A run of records
* * *
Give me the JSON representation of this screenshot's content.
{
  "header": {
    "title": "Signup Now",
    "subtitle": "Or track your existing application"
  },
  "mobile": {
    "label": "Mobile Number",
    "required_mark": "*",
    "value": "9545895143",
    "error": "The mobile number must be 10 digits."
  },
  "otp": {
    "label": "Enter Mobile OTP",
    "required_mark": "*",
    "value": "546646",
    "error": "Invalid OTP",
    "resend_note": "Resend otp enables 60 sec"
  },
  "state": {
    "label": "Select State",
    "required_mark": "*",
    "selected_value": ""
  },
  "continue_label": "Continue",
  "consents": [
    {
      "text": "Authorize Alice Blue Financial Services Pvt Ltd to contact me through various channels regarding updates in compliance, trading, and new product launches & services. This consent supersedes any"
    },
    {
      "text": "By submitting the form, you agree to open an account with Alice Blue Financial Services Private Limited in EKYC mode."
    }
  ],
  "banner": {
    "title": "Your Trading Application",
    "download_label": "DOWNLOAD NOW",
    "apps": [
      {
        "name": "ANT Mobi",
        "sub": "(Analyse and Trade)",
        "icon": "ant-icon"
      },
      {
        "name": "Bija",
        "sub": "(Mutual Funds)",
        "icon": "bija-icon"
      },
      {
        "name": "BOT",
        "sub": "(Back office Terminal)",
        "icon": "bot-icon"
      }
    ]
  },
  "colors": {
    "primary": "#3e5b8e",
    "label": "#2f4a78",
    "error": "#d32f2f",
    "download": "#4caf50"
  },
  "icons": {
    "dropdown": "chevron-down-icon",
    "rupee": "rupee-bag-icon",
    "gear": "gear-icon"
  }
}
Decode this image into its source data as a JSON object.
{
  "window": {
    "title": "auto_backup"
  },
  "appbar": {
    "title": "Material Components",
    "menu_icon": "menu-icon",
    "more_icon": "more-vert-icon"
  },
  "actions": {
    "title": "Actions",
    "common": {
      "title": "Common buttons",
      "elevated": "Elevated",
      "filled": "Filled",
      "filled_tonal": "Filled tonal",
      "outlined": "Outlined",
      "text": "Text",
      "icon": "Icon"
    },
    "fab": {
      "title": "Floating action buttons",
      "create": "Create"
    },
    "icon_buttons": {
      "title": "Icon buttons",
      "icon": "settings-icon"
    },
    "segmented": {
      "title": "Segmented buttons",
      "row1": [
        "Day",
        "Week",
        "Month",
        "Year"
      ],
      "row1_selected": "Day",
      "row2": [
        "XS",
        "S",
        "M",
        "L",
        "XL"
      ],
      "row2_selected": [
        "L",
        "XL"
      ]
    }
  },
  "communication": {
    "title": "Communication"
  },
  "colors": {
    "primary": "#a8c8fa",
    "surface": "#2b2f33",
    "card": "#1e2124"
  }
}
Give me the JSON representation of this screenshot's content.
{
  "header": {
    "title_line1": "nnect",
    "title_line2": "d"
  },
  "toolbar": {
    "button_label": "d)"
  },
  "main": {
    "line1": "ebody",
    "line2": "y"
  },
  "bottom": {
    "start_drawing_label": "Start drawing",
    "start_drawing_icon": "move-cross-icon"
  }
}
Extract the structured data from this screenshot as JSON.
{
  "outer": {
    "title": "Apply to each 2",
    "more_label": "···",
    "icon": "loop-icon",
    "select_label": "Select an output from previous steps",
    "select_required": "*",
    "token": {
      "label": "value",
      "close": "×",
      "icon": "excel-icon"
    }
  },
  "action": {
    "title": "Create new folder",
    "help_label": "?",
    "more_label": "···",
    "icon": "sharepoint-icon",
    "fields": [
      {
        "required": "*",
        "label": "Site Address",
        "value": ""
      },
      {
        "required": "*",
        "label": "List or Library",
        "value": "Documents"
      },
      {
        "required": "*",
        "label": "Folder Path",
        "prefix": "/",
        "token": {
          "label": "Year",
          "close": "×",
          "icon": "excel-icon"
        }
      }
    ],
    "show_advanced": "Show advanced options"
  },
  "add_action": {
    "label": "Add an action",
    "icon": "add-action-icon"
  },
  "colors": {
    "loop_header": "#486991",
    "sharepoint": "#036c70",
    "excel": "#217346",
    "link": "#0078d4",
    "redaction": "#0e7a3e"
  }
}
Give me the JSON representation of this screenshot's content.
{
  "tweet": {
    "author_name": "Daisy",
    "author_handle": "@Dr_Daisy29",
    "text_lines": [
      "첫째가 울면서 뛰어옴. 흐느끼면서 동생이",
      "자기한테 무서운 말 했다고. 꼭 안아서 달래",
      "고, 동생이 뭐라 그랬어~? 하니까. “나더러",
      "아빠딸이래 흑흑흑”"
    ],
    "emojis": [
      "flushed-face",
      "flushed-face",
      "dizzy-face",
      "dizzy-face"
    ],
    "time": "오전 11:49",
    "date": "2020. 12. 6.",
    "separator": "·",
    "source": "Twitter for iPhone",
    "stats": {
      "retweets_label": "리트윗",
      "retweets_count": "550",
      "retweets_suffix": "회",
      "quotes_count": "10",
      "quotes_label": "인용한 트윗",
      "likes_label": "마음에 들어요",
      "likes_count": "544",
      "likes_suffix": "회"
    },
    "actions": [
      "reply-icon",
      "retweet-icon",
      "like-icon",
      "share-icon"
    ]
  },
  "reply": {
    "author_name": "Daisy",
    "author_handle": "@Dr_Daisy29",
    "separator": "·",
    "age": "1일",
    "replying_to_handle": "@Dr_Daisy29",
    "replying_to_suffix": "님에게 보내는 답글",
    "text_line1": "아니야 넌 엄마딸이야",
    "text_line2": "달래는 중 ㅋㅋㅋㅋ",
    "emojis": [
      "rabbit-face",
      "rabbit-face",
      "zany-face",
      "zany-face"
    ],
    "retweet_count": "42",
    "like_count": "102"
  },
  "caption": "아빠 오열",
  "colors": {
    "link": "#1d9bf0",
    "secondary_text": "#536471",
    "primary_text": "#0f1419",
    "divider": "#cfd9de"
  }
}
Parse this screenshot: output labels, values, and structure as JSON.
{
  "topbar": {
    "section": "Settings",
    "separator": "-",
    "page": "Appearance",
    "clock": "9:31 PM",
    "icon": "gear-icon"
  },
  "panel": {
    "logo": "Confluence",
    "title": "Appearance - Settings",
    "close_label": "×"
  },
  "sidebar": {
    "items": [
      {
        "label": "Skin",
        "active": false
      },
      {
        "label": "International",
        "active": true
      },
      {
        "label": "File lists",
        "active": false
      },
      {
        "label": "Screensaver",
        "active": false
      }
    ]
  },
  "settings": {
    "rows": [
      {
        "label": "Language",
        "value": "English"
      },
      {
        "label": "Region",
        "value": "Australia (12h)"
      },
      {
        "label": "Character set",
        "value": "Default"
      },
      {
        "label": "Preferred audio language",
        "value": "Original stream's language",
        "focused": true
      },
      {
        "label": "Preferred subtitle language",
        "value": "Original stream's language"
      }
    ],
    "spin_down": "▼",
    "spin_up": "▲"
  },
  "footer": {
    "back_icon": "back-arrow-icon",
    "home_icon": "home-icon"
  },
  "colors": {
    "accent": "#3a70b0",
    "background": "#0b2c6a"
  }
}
* * *
Your task => Gather each line of the records holding the string "Blue".

Problem solution =>
      "text": "Authorize Alice Blue Financial Services Pvt Ltd to contact me through various channels regarding updates in compliance, trading, and new product launches & services. This consent supersedes any"
      "text": "By submitting the form, you agree to open an account with Alice Blue Financial Services Private Limited in EKYC mode."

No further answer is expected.